DESCRIPTION OF THE TASK - Collect each line of the entries that holds the string "this".

** BEGIN **

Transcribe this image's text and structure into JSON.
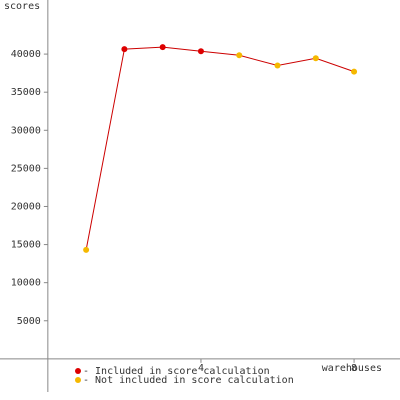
{
  "chart_data": {
    "type": "line",
    "y_label": "scores",
    "x_label": "warehouses",
    "x": [
      1,
      2,
      3,
      4,
      5,
      6,
      7,
      8
    ],
    "values": [
      14300,
      40650,
      40920,
      40380,
      39850,
      38500,
      39450,
      37700
    ],
    "included": [
      false,
      true,
      true,
      true,
      false,
      false,
      false,
      false
    ],
    "line_color": "#cc0000",
    "legend": [
      {
        "label": "- Included in score calculation",
        "color": "#dd0000"
      },
      {
        "label": "- Not included in score calculation",
        "color": "#f5b800"
      }
    ],
    "xlim": [
      -1.25,
      9.2
    ],
    "ylim": [
      -5400,
      47100
    ],
    "xticks": [
      4,
      8
    ],
    "yticks": [
      5000,
      10000,
      15000,
      20000,
      25000,
      30000,
      35000,
      40000
    ]
  }
}
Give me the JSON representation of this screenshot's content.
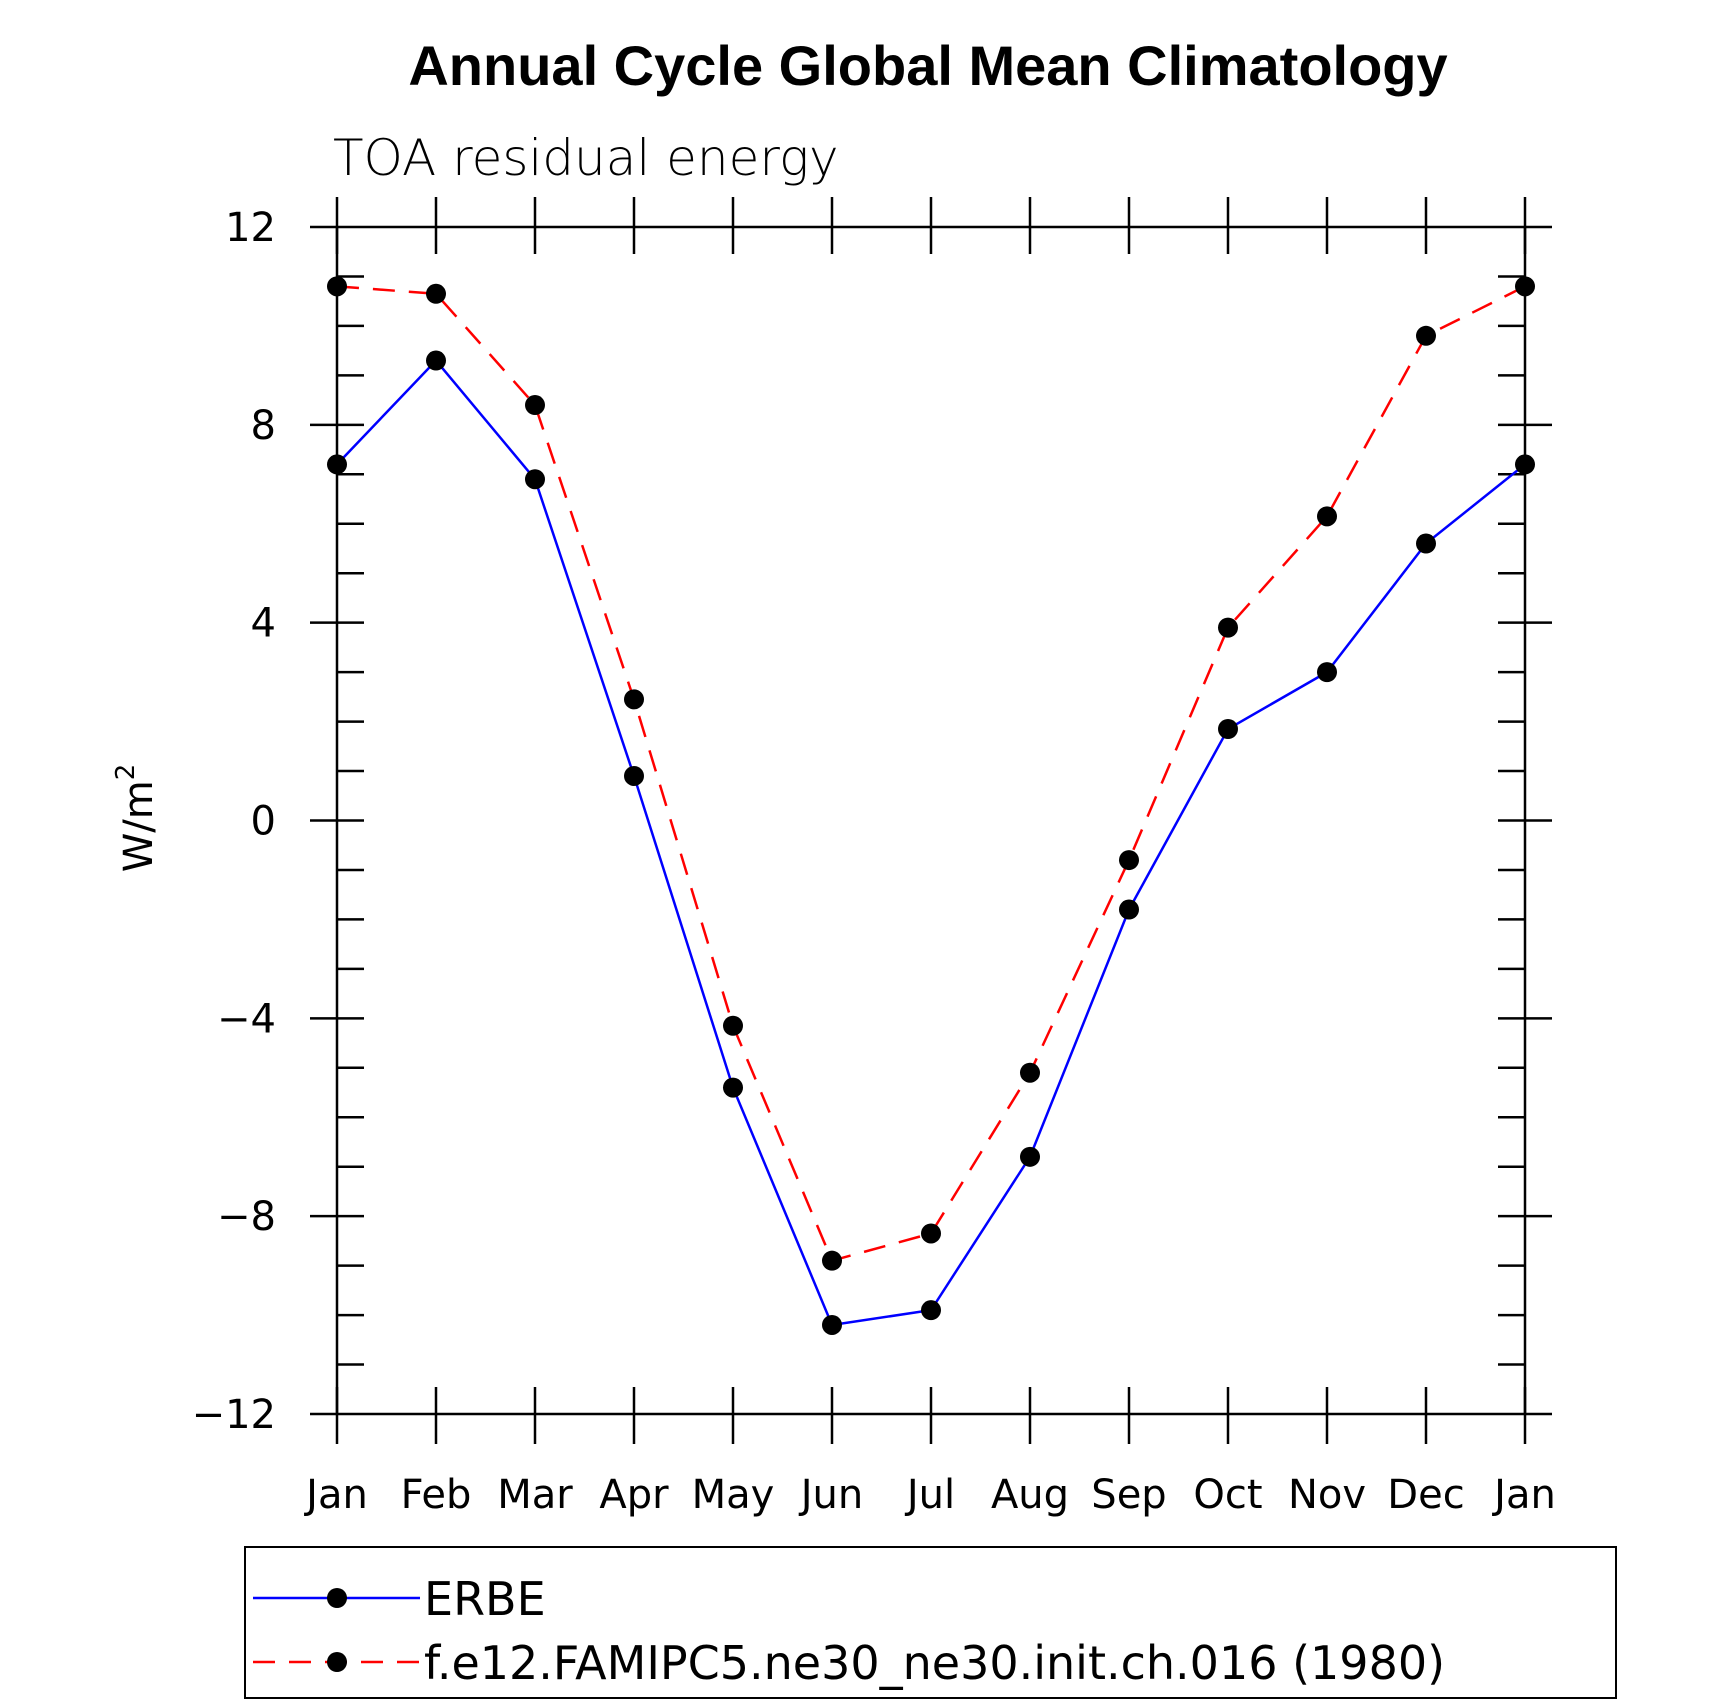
{
  "chart_data": {
    "type": "line",
    "title": "Annual Cycle Global Mean Climatology",
    "subtitle": "TOA residual energy",
    "ylabel_base": "W/m",
    "ylabel_sup": "2",
    "categories": [
      "Jan",
      "Feb",
      "Mar",
      "Apr",
      "May",
      "Jun",
      "Jul",
      "Aug",
      "Sep",
      "Oct",
      "Nov",
      "Dec",
      "Jan"
    ],
    "ylim": [
      -12,
      12
    ],
    "yticks": [
      12,
      8,
      4,
      0,
      -4,
      -8,
      -12
    ],
    "ytick_labels": [
      "12",
      "8",
      "4",
      "0",
      "−4",
      "−8",
      "−12"
    ],
    "series": [
      {
        "name": "ERBE",
        "color": "#0000ff",
        "dash": "solid",
        "values": [
          7.2,
          9.3,
          6.9,
          0.9,
          -5.4,
          -10.2,
          -9.9,
          -6.8,
          -1.8,
          1.85,
          3.0,
          5.6,
          7.2
        ]
      },
      {
        "name": "f.e12.FAMIPC5.ne30_ne30.init.ch.016 (1980)",
        "color": "#ff0000",
        "dash": "dashed",
        "values": [
          10.8,
          10.65,
          8.4,
          2.45,
          -4.15,
          -8.9,
          -8.35,
          -5.1,
          -0.8,
          3.9,
          6.15,
          9.8,
          10.8
        ]
      }
    ],
    "marker_color": "#000000",
    "grid": false,
    "legend_position": "bottom"
  }
}
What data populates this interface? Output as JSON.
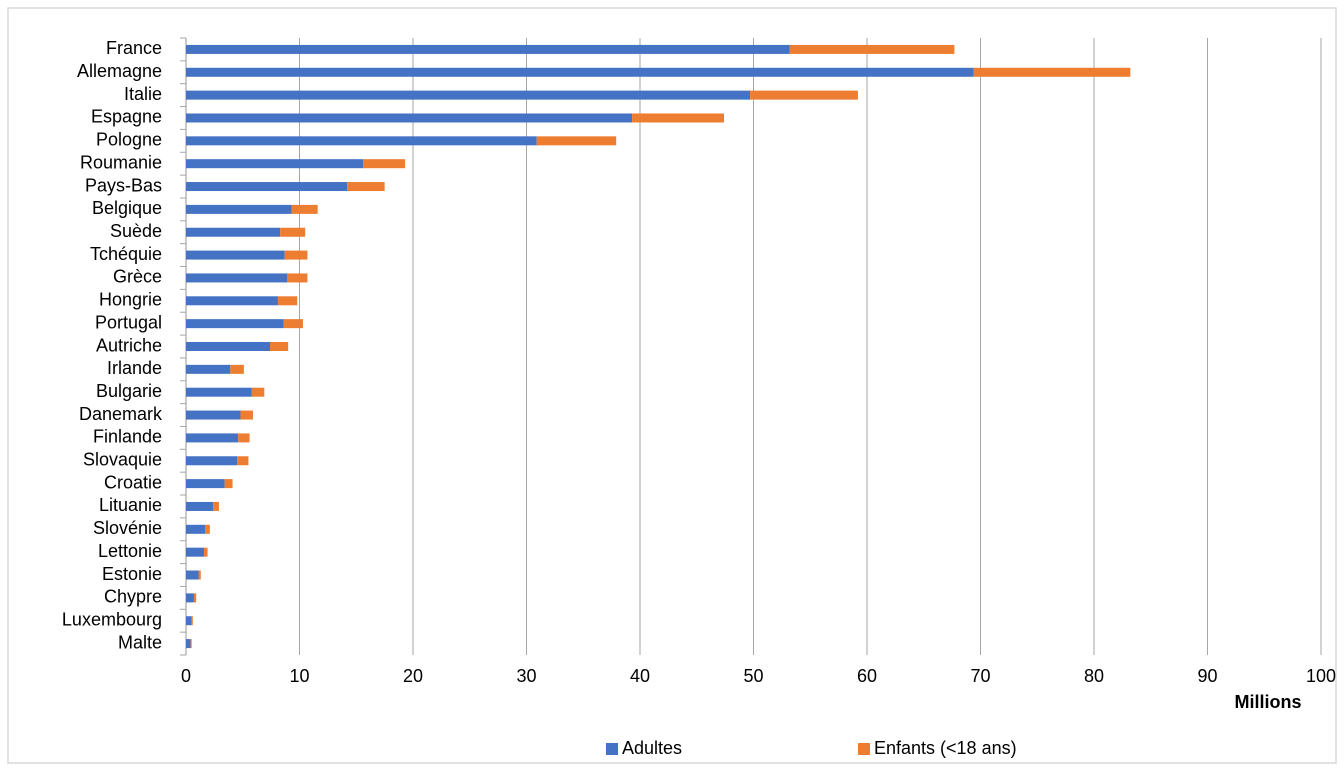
{
  "chart_data": {
    "type": "stacked-bar-horizontal",
    "categories": [
      "France",
      "Allemagne",
      "Italie",
      "Espagne",
      "Pologne",
      "Roumanie",
      "Pays-Bas",
      "Belgique",
      "Suède",
      "Tchéquie",
      "Grèce",
      "Hongrie",
      "Portugal",
      "Autriche",
      "Irlande",
      "Bulgarie",
      "Danemark",
      "Finlande",
      "Slovaquie",
      "Croatie",
      "Lituanie",
      "Slovénie",
      "Lettonie",
      "Estonie",
      "Chypre",
      "Luxembourg",
      "Malte"
    ],
    "series": [
      {
        "name": "Adultes",
        "color": "#4472c4",
        "values": [
          53.2,
          69.4,
          49.7,
          39.3,
          30.9,
          15.6,
          14.2,
          9.3,
          8.3,
          8.7,
          8.9,
          8.1,
          8.6,
          7.4,
          3.9,
          5.8,
          4.8,
          4.6,
          4.5,
          3.4,
          2.4,
          1.7,
          1.6,
          1.1,
          0.7,
          0.5,
          0.4
        ]
      },
      {
        "name": "Enfants (<18 ans)",
        "color": "#ed7d31",
        "values": [
          14.5,
          13.8,
          9.5,
          8.1,
          7.0,
          3.7,
          3.3,
          2.3,
          2.2,
          2.0,
          1.8,
          1.7,
          1.7,
          1.6,
          1.2,
          1.1,
          1.1,
          1.0,
          1.0,
          0.7,
          0.5,
          0.4,
          0.3,
          0.2,
          0.2,
          0.1,
          0.1
        ]
      }
    ],
    "xlabel": "Millions",
    "xlim": [
      0,
      100
    ],
    "xticks": [
      0,
      10,
      20,
      30,
      40,
      50,
      60,
      70,
      80,
      90,
      100
    ],
    "grid": true,
    "legend": "bottom"
  }
}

** END **

CORRECT ANSWER -
Transcribe this image's text and structure into JSON.
Give me the JSON representation of this screenshot's content.
What data populates this interface? Output as JSON.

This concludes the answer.